EXTRACTED MATERIAL:
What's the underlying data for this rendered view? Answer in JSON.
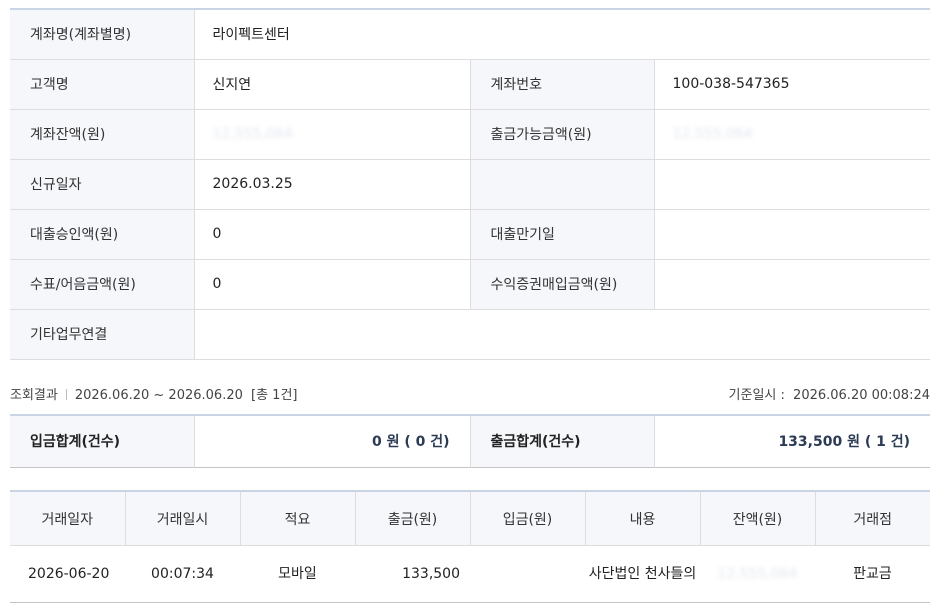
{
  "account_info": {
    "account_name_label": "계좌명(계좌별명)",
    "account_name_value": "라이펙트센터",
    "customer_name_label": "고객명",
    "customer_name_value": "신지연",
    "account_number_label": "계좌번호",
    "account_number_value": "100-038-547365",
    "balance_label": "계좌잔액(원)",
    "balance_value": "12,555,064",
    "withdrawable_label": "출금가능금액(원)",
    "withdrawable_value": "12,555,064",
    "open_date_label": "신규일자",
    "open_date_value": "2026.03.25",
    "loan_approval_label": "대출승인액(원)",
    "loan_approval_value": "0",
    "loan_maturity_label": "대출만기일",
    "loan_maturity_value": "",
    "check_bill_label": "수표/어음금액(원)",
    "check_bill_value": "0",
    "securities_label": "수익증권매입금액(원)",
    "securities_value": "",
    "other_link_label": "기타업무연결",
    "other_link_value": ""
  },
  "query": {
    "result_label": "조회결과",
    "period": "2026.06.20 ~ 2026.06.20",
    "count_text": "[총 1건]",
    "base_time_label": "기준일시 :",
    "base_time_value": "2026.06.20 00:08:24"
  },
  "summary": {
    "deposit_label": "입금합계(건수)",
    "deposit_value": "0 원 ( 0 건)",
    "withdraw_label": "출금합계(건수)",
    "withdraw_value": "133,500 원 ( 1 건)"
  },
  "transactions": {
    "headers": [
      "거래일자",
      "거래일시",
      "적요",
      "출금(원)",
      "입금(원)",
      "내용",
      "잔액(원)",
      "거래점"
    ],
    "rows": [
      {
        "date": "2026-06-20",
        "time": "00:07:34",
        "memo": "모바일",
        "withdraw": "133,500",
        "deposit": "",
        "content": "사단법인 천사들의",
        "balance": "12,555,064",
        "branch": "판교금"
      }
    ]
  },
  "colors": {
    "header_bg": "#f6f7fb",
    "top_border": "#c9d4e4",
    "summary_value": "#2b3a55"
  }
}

TASK OBJECTIVE: Omit the pictures, and quote the material above exactly as given.

RESULT:
What's the underlying data for this rendered view? Answer in JSON.
{
  "account_info": {
    "account_name_label": "계좌명(계좌별명)",
    "account_name_value": "라이펙트센터",
    "customer_name_label": "고객명",
    "customer_name_value": "신지연",
    "account_number_label": "계좌번호",
    "account_number_value": "100-038-547365",
    "balance_label": "계좌잔액(원)",
    "balance_value": "12,555,064",
    "withdrawable_label": "출금가능금액(원)",
    "withdrawable_value": "12,555,064",
    "open_date_label": "신규일자",
    "open_date_value": "2026.03.25",
    "loan_approval_label": "대출승인액(원)",
    "loan_approval_value": "0",
    "loan_maturity_label": "대출만기일",
    "loan_maturity_value": "",
    "check_bill_label": "수표/어음금액(원)",
    "check_bill_value": "0",
    "securities_label": "수익증권매입금액(원)",
    "securities_value": "",
    "other_link_label": "기타업무연결",
    "other_link_value": ""
  },
  "query": {
    "result_label": "조회결과",
    "period": "2026.06.20 ~ 2026.06.20",
    "count_text": "[총 1건]",
    "base_time_label": "기준일시 :",
    "base_time_value": "2026.06.20 00:08:24"
  },
  "summary": {
    "deposit_label": "입금합계(건수)",
    "deposit_value": "0 원 ( 0 건)",
    "withdraw_label": "출금합계(건수)",
    "withdraw_value": "133,500 원 ( 1 건)"
  },
  "transactions": {
    "headers": [
      "거래일자",
      "거래일시",
      "적요",
      "출금(원)",
      "입금(원)",
      "내용",
      "잔액(원)",
      "거래점"
    ],
    "rows": [
      {
        "date": "2026-06-20",
        "time": "00:07:34",
        "memo": "모바일",
        "withdraw": "133,500",
        "deposit": "",
        "content": "사단법인 천사들의",
        "balance": "12,555,064",
        "branch": "판교금"
      }
    ]
  },
  "colors": {
    "header_bg": "#f6f7fb",
    "top_border": "#c9d4e4",
    "summary_value": "#2b3a55"
  }
}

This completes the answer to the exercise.